━━━ Source material ━━━
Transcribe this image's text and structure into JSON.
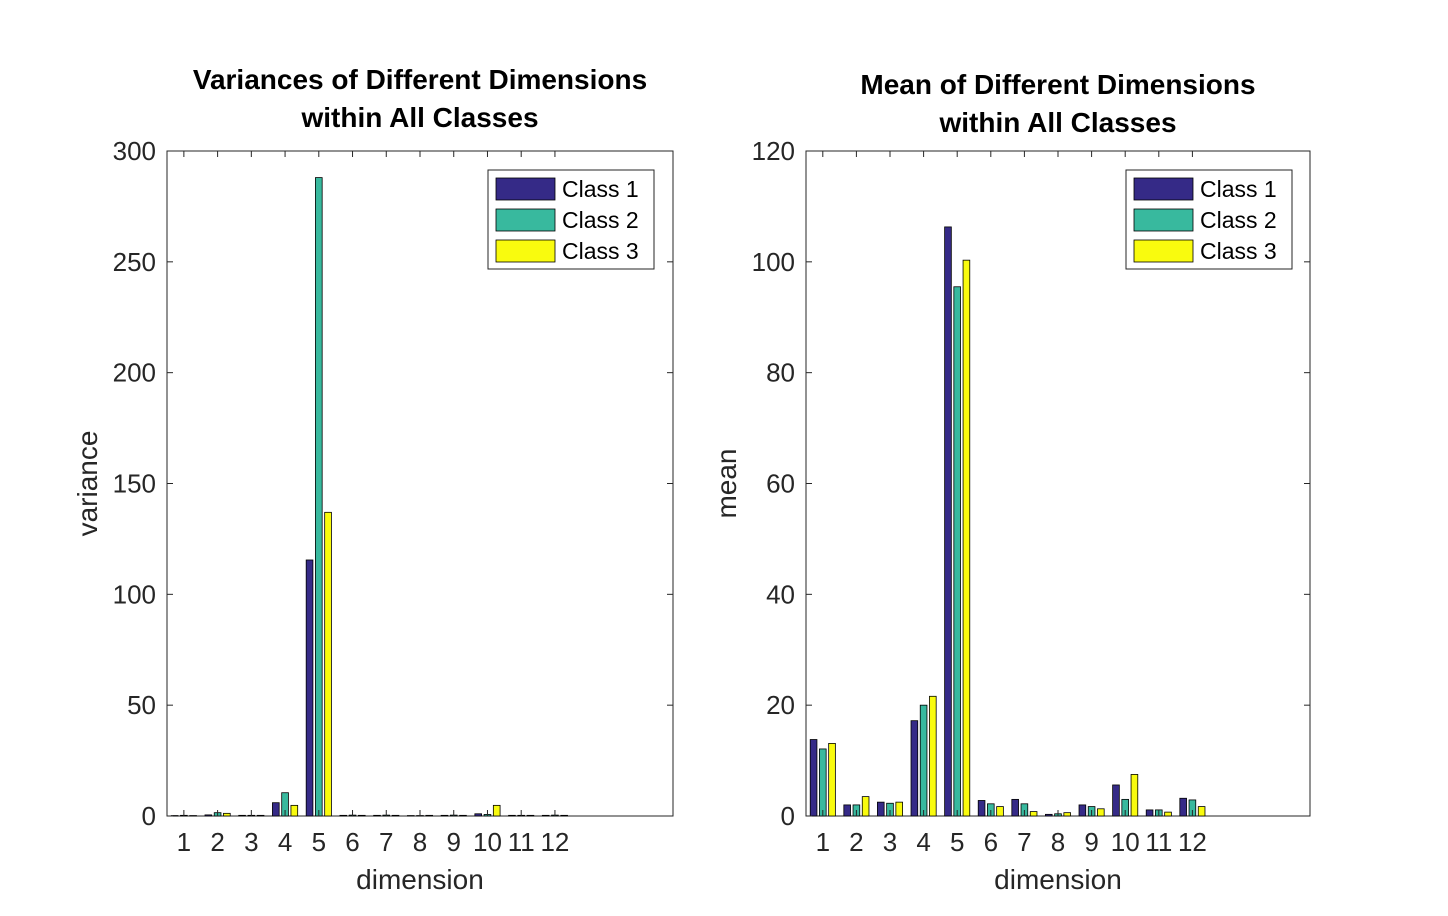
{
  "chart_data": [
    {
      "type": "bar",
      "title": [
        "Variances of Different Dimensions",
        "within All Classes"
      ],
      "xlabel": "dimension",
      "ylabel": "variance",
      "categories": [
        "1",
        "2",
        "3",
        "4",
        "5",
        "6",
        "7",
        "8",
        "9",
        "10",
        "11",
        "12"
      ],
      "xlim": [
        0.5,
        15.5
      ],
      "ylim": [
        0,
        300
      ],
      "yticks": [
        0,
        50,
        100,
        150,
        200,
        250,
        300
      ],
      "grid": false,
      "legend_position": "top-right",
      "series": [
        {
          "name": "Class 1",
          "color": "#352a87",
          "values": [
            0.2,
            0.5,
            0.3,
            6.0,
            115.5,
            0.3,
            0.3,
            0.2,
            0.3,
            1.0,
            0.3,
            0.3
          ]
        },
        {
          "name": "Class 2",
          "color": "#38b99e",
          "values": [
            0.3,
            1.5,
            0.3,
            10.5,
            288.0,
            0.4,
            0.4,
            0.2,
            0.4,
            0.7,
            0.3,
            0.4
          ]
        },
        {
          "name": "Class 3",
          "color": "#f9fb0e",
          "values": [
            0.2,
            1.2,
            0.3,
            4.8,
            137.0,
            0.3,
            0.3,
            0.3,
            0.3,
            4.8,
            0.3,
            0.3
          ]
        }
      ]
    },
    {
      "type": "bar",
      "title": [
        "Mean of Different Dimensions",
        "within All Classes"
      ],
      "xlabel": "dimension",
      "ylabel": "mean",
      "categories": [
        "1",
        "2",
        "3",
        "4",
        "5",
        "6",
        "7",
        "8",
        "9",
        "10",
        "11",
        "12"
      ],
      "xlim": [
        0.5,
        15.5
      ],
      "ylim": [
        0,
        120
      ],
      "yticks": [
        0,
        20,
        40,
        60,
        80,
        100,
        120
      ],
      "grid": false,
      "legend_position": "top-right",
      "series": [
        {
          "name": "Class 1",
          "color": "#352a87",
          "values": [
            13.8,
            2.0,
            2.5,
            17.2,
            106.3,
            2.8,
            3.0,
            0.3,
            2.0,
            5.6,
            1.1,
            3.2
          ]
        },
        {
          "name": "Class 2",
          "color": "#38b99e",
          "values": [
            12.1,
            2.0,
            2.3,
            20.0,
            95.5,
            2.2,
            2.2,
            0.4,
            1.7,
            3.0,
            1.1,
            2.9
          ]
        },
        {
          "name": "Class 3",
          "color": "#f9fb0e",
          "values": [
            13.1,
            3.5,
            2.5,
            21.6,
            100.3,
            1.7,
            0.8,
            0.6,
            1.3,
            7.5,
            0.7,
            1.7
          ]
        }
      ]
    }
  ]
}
━━━
Goal – Using the material above, set down every line exactly, but skip the pictures.

Response –
Transcribe this image's text and structure into JSON.
{
  "chart_data": [
    {
      "type": "bar",
      "title": [
        "Variances of Different Dimensions",
        "within All Classes"
      ],
      "xlabel": "dimension",
      "ylabel": "variance",
      "categories": [
        "1",
        "2",
        "3",
        "4",
        "5",
        "6",
        "7",
        "8",
        "9",
        "10",
        "11",
        "12"
      ],
      "xlim": [
        0.5,
        15.5
      ],
      "ylim": [
        0,
        300
      ],
      "yticks": [
        0,
        50,
        100,
        150,
        200,
        250,
        300
      ],
      "grid": false,
      "legend_position": "top-right",
      "series": [
        {
          "name": "Class 1",
          "color": "#352a87",
          "values": [
            0.2,
            0.5,
            0.3,
            6.0,
            115.5,
            0.3,
            0.3,
            0.2,
            0.3,
            1.0,
            0.3,
            0.3
          ]
        },
        {
          "name": "Class 2",
          "color": "#38b99e",
          "values": [
            0.3,
            1.5,
            0.3,
            10.5,
            288.0,
            0.4,
            0.4,
            0.2,
            0.4,
            0.7,
            0.3,
            0.4
          ]
        },
        {
          "name": "Class 3",
          "color": "#f9fb0e",
          "values": [
            0.2,
            1.2,
            0.3,
            4.8,
            137.0,
            0.3,
            0.3,
            0.3,
            0.3,
            4.8,
            0.3,
            0.3
          ]
        }
      ]
    },
    {
      "type": "bar",
      "title": [
        "Mean of Different Dimensions",
        "within All Classes"
      ],
      "xlabel": "dimension",
      "ylabel": "mean",
      "categories": [
        "1",
        "2",
        "3",
        "4",
        "5",
        "6",
        "7",
        "8",
        "9",
        "10",
        "11",
        "12"
      ],
      "xlim": [
        0.5,
        15.5
      ],
      "ylim": [
        0,
        120
      ],
      "yticks": [
        0,
        20,
        40,
        60,
        80,
        100,
        120
      ],
      "grid": false,
      "legend_position": "top-right",
      "series": [
        {
          "name": "Class 1",
          "color": "#352a87",
          "values": [
            13.8,
            2.0,
            2.5,
            17.2,
            106.3,
            2.8,
            3.0,
            0.3,
            2.0,
            5.6,
            1.1,
            3.2
          ]
        },
        {
          "name": "Class 2",
          "color": "#38b99e",
          "values": [
            12.1,
            2.0,
            2.3,
            20.0,
            95.5,
            2.2,
            2.2,
            0.4,
            1.7,
            3.0,
            1.1,
            2.9
          ]
        },
        {
          "name": "Class 3",
          "color": "#f9fb0e",
          "values": [
            13.1,
            3.5,
            2.5,
            21.6,
            100.3,
            1.7,
            0.8,
            0.6,
            1.3,
            7.5,
            0.7,
            1.7
          ]
        }
      ]
    }
  ]
}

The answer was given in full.